Exercise aim — Transcribe the material in full, exactly as written.

(Figure collection entries)
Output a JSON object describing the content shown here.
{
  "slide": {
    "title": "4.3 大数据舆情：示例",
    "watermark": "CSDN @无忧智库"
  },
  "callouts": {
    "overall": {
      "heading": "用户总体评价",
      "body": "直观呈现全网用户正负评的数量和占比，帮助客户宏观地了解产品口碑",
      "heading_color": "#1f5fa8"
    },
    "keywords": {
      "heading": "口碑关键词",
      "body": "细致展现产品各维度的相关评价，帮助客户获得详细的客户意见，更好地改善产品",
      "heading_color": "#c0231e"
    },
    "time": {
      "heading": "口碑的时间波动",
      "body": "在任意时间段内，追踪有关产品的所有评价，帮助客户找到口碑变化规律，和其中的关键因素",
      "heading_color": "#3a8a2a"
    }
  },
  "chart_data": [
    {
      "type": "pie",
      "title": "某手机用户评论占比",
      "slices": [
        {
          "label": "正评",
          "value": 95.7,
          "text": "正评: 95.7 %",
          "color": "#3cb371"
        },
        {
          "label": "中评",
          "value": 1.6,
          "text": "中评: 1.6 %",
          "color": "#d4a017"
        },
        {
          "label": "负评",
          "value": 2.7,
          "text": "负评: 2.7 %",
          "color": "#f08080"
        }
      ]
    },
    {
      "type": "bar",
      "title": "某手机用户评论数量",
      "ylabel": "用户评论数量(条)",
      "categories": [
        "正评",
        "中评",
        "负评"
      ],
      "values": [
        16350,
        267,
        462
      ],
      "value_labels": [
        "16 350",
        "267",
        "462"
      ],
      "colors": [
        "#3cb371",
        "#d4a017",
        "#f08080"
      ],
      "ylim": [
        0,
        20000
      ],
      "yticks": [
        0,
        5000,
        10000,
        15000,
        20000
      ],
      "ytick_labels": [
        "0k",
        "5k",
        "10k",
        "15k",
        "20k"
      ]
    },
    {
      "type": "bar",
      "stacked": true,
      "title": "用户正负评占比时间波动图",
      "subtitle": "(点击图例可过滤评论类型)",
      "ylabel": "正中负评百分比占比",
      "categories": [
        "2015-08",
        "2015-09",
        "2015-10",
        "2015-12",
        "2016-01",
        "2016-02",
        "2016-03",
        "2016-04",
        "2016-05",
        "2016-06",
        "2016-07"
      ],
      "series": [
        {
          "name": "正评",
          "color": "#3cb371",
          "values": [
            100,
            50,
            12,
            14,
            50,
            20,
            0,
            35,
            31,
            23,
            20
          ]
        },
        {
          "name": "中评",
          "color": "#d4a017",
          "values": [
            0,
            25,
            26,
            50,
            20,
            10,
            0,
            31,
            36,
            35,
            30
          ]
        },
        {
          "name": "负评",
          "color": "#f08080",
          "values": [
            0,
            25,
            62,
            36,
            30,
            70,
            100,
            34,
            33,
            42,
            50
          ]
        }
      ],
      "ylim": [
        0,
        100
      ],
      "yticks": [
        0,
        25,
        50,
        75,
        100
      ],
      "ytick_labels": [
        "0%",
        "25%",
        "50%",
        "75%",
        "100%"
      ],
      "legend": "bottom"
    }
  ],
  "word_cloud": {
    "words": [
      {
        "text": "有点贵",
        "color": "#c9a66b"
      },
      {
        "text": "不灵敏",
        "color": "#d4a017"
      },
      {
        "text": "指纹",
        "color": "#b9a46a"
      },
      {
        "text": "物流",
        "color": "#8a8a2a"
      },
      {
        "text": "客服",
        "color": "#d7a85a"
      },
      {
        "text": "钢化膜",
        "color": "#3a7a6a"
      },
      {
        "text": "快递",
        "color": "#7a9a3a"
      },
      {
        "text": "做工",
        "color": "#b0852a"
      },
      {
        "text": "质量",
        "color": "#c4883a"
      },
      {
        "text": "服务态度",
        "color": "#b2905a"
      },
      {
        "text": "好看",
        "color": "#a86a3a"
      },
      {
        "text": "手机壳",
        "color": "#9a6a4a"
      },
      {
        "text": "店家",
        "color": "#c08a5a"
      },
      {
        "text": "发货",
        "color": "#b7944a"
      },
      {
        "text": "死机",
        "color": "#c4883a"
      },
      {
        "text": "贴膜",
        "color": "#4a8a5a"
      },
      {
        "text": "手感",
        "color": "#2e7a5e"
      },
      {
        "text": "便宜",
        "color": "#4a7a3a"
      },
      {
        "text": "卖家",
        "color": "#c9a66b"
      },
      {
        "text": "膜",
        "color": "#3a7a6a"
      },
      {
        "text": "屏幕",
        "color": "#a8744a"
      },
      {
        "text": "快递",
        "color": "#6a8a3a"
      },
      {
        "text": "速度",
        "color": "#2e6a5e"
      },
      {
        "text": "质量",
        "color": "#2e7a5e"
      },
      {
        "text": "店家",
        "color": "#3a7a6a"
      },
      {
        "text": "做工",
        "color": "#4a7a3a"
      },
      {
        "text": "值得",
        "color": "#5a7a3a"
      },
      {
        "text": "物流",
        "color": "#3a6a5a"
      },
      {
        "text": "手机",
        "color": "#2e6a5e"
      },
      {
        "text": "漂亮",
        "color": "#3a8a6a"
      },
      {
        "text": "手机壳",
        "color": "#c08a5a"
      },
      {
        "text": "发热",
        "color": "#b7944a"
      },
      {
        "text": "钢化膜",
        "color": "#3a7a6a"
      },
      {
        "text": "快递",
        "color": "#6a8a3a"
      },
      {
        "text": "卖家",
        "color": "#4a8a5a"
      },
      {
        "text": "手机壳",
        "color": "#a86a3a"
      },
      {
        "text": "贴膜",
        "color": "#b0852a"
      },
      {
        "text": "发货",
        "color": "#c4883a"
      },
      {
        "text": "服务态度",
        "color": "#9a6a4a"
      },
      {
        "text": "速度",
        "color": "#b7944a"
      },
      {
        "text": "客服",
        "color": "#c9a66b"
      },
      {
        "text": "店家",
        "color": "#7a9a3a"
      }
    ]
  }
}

Response to this task —
Output a JSON object describing the content shown here.
{
  "slide": {
    "title": "4.3 大数据舆情：示例",
    "watermark": "CSDN @无忧智库"
  },
  "callouts": {
    "overall": {
      "heading": "用户总体评价",
      "body": "直观呈现全网用户正负评的数量和占比，帮助客户宏观地了解产品口碑",
      "heading_color": "#1f5fa8"
    },
    "keywords": {
      "heading": "口碑关键词",
      "body": "细致展现产品各维度的相关评价，帮助客户获得详细的客户意见，更好地改善产品",
      "heading_color": "#c0231e"
    },
    "time": {
      "heading": "口碑的时间波动",
      "body": "在任意时间段内，追踪有关产品的所有评价，帮助客户找到口碑变化规律，和其中的关键因素",
      "heading_color": "#3a8a2a"
    }
  },
  "chart_data": [
    {
      "type": "pie",
      "title": "某手机用户评论占比",
      "slices": [
        {
          "label": "正评",
          "value": 95.7,
          "text": "正评: 95.7 %",
          "color": "#3cb371"
        },
        {
          "label": "中评",
          "value": 1.6,
          "text": "中评: 1.6 %",
          "color": "#d4a017"
        },
        {
          "label": "负评",
          "value": 2.7,
          "text": "负评: 2.7 %",
          "color": "#f08080"
        }
      ]
    },
    {
      "type": "bar",
      "title": "某手机用户评论数量",
      "ylabel": "用户评论数量(条)",
      "categories": [
        "正评",
        "中评",
        "负评"
      ],
      "values": [
        16350,
        267,
        462
      ],
      "value_labels": [
        "16 350",
        "267",
        "462"
      ],
      "colors": [
        "#3cb371",
        "#d4a017",
        "#f08080"
      ],
      "ylim": [
        0,
        20000
      ],
      "yticks": [
        0,
        5000,
        10000,
        15000,
        20000
      ],
      "ytick_labels": [
        "0k",
        "5k",
        "10k",
        "15k",
        "20k"
      ]
    },
    {
      "type": "bar",
      "stacked": true,
      "title": "用户正负评占比时间波动图",
      "subtitle": "(点击图例可过滤评论类型)",
      "ylabel": "正中负评百分比占比",
      "categories": [
        "2015-08",
        "2015-09",
        "2015-10",
        "2015-12",
        "2016-01",
        "2016-02",
        "2016-03",
        "2016-04",
        "2016-05",
        "2016-06",
        "2016-07"
      ],
      "series": [
        {
          "name": "正评",
          "color": "#3cb371",
          "values": [
            100,
            50,
            12,
            14,
            50,
            20,
            0,
            35,
            31,
            23,
            20
          ]
        },
        {
          "name": "中评",
          "color": "#d4a017",
          "values": [
            0,
            25,
            26,
            50,
            20,
            10,
            0,
            31,
            36,
            35,
            30
          ]
        },
        {
          "name": "负评",
          "color": "#f08080",
          "values": [
            0,
            25,
            62,
            36,
            30,
            70,
            100,
            34,
            33,
            42,
            50
          ]
        }
      ],
      "ylim": [
        0,
        100
      ],
      "yticks": [
        0,
        25,
        50,
        75,
        100
      ],
      "ytick_labels": [
        "0%",
        "25%",
        "50%",
        "75%",
        "100%"
      ],
      "legend": "bottom"
    }
  ],
  "word_cloud": {
    "words": [
      {
        "text": "有点贵",
        "color": "#c9a66b"
      },
      {
        "text": "不灵敏",
        "color": "#d4a017"
      },
      {
        "text": "指纹",
        "color": "#b9a46a"
      },
      {
        "text": "物流",
        "color": "#8a8a2a"
      },
      {
        "text": "客服",
        "color": "#d7a85a"
      },
      {
        "text": "钢化膜",
        "color": "#3a7a6a"
      },
      {
        "text": "快递",
        "color": "#7a9a3a"
      },
      {
        "text": "做工",
        "color": "#b0852a"
      },
      {
        "text": "质量",
        "color": "#c4883a"
      },
      {
        "text": "服务态度",
        "color": "#b2905a"
      },
      {
        "text": "好看",
        "color": "#a86a3a"
      },
      {
        "text": "手机壳",
        "color": "#9a6a4a"
      },
      {
        "text": "店家",
        "color": "#c08a5a"
      },
      {
        "text": "发货",
        "color": "#b7944a"
      },
      {
        "text": "死机",
        "color": "#c4883a"
      },
      {
        "text": "贴膜",
        "color": "#4a8a5a"
      },
      {
        "text": "手感",
        "color": "#2e7a5e"
      },
      {
        "text": "便宜",
        "color": "#4a7a3a"
      },
      {
        "text": "卖家",
        "color": "#c9a66b"
      },
      {
        "text": "膜",
        "color": "#3a7a6a"
      },
      {
        "text": "屏幕",
        "color": "#a8744a"
      },
      {
        "text": "快递",
        "color": "#6a8a3a"
      },
      {
        "text": "速度",
        "color": "#2e6a5e"
      },
      {
        "text": "质量",
        "color": "#2e7a5e"
      },
      {
        "text": "店家",
        "color": "#3a7a6a"
      },
      {
        "text": "做工",
        "color": "#4a7a3a"
      },
      {
        "text": "值得",
        "color": "#5a7a3a"
      },
      {
        "text": "物流",
        "color": "#3a6a5a"
      },
      {
        "text": "手机",
        "color": "#2e6a5e"
      },
      {
        "text": "漂亮",
        "color": "#3a8a6a"
      },
      {
        "text": "手机壳",
        "color": "#c08a5a"
      },
      {
        "text": "发热",
        "color": "#b7944a"
      },
      {
        "text": "钢化膜",
        "color": "#3a7a6a"
      },
      {
        "text": "快递",
        "color": "#6a8a3a"
      },
      {
        "text": "卖家",
        "color": "#4a8a5a"
      },
      {
        "text": "手机壳",
        "color": "#a86a3a"
      },
      {
        "text": "贴膜",
        "color": "#b0852a"
      },
      {
        "text": "发货",
        "color": "#c4883a"
      },
      {
        "text": "服务态度",
        "color": "#9a6a4a"
      },
      {
        "text": "速度",
        "color": "#b7944a"
      },
      {
        "text": "客服",
        "color": "#c9a66b"
      },
      {
        "text": "店家",
        "color": "#7a9a3a"
      }
    ]
  }
}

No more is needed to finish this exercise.